*Given data*:
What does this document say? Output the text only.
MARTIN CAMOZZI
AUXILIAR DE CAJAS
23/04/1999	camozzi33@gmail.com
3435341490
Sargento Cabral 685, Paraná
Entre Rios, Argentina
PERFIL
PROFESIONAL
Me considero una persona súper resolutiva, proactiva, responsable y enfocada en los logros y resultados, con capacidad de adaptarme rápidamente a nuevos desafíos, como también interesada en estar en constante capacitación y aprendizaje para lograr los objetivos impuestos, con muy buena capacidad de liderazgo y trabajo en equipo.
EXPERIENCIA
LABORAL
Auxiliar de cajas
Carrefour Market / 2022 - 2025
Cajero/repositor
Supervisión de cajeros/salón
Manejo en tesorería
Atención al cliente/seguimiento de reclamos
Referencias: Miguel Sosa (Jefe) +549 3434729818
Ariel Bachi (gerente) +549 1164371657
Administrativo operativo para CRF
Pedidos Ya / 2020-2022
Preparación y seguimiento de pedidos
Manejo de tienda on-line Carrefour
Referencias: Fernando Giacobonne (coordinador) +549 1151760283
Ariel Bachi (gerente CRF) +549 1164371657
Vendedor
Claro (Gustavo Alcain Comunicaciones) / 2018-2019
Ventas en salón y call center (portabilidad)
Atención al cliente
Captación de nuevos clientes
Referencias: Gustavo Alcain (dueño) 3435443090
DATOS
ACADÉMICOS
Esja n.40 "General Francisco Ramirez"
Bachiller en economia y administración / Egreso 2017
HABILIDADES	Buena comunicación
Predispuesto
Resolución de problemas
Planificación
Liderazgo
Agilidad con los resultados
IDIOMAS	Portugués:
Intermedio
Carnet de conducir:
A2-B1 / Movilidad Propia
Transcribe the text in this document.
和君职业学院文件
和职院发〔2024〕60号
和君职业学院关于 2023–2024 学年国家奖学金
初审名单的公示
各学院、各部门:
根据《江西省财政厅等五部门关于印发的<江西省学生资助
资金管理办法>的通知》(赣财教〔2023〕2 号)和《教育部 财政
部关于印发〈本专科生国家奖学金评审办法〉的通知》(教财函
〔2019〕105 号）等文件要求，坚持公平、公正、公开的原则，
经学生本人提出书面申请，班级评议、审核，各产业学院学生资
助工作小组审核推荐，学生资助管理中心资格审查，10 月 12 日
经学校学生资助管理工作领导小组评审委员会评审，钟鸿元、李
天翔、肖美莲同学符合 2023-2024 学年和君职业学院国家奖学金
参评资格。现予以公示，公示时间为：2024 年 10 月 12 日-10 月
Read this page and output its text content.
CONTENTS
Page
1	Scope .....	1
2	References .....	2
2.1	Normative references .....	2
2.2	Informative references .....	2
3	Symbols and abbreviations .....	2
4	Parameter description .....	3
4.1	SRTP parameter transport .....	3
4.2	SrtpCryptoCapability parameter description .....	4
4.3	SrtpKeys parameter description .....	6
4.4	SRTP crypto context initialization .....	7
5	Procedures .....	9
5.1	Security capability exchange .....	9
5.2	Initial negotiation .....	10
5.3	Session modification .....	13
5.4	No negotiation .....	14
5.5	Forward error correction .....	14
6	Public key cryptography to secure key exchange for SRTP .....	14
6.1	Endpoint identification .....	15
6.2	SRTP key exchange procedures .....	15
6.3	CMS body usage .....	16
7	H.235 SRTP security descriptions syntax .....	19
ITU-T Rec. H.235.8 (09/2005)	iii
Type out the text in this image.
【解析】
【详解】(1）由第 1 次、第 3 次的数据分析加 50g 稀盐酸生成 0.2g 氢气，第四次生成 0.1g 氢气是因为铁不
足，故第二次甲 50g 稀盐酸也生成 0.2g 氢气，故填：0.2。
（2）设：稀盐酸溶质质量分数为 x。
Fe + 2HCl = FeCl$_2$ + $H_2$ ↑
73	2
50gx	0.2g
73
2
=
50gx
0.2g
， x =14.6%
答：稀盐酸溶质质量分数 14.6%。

*What you are asked to do*: Look through the records and gather each line with the word "resultados".

*Reply*:
Me considero una persona súper resolutiva, proactiva, responsable y enfocada en los logros y resultados, con capacidad de adaptarme rápidamente a nuevos desafíos, como también interesada en estar en constante capacitación y aprendizaje para lograr los objetivos impuestos, con muy buena capacidad de liderazgo y trabajo en equipo.
Agilidad con los resultados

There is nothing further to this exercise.